▶ _Stored rows_:
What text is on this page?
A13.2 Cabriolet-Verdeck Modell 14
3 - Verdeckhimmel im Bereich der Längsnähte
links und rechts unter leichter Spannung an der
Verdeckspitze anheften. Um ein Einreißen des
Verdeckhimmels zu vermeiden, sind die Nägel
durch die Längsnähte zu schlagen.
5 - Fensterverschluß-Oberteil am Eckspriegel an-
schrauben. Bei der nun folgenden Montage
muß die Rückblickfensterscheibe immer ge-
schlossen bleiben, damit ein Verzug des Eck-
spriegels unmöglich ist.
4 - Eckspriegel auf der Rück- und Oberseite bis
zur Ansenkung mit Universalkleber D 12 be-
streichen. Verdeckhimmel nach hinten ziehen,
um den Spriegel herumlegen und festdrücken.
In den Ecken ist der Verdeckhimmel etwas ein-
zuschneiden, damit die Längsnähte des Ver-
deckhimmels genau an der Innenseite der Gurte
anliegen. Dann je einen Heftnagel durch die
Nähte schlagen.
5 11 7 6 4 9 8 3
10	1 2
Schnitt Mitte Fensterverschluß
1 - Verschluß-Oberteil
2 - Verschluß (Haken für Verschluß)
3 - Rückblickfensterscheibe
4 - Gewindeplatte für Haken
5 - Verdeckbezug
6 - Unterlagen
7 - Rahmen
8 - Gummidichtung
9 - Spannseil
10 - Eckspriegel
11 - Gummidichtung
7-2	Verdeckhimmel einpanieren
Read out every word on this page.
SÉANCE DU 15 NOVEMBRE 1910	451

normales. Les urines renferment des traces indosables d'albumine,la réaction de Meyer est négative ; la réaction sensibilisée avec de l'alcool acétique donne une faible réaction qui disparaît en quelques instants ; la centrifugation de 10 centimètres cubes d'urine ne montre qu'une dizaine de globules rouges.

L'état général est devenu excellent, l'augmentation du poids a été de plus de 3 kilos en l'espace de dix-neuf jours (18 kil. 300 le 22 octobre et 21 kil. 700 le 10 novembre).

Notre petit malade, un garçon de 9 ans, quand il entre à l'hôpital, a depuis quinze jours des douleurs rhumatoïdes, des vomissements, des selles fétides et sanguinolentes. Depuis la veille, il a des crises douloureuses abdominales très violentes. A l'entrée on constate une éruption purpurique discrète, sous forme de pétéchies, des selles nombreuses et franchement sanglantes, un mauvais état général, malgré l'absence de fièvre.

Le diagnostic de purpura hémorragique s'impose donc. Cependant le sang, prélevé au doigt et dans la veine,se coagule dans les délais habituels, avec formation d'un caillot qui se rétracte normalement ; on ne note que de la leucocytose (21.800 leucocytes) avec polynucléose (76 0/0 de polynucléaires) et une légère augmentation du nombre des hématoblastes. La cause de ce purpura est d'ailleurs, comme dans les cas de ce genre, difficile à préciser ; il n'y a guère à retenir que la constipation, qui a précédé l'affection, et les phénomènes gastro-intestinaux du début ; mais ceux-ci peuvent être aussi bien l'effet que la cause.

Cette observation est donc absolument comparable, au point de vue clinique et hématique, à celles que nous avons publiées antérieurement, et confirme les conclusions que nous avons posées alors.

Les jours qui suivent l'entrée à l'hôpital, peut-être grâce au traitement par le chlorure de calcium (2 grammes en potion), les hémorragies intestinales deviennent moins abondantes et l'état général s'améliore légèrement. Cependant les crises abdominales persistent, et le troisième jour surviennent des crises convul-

▶ _Your objective_: Work out how many lines of the listing above include "damit". Answer with the number and nothing more.

▶ _The output_: 2